**Task description:** Gather from the listing below each line that includes the word "this", and copy it.
#### Task data ####
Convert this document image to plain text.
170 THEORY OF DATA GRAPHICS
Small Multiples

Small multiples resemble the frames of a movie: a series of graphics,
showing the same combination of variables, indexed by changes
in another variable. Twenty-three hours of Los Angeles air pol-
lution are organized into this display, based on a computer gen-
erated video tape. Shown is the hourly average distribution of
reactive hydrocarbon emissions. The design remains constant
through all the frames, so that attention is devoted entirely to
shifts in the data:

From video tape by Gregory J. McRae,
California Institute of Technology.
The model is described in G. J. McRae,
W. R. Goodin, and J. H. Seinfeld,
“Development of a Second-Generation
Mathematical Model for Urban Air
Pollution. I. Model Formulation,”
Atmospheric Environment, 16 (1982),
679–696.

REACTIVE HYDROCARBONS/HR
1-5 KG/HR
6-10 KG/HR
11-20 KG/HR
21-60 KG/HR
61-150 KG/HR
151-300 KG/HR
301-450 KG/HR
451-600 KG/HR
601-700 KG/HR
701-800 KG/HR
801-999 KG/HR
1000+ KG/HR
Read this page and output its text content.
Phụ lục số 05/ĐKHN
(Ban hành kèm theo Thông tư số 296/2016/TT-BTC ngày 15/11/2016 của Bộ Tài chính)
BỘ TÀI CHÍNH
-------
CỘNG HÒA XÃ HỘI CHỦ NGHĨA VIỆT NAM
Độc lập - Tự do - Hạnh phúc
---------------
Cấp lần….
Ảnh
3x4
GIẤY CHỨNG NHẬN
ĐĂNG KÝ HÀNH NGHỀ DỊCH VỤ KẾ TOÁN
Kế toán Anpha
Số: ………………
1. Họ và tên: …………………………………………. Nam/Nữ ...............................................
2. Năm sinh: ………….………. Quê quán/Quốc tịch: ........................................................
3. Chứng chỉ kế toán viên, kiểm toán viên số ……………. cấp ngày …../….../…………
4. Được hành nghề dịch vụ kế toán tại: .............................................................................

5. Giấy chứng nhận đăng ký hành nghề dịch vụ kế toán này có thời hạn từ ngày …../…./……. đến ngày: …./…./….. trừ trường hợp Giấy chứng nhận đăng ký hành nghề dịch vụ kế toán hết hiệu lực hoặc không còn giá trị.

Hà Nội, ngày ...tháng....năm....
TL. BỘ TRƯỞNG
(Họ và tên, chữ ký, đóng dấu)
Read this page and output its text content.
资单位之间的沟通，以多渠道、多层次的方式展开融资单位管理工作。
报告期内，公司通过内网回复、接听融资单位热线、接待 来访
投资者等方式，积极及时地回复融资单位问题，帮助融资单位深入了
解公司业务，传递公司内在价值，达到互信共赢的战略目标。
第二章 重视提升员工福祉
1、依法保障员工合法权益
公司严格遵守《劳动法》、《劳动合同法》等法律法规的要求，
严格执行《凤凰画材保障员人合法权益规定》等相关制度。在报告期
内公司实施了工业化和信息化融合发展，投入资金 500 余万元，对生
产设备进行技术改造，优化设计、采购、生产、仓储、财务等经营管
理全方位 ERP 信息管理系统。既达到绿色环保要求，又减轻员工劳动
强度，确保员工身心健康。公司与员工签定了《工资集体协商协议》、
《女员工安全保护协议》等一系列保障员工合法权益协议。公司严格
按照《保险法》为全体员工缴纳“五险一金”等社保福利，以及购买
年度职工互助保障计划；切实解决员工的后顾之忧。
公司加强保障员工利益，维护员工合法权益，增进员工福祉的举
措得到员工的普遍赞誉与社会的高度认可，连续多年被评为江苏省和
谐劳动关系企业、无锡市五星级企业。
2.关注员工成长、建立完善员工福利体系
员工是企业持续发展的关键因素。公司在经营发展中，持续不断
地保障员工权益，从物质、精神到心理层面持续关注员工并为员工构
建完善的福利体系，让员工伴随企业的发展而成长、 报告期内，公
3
####
**Task output:**
Convert this document image to plain text.
lution are organized into this display, based on a computer gen-
Read this page and output its text content.
Read this page and output its text content.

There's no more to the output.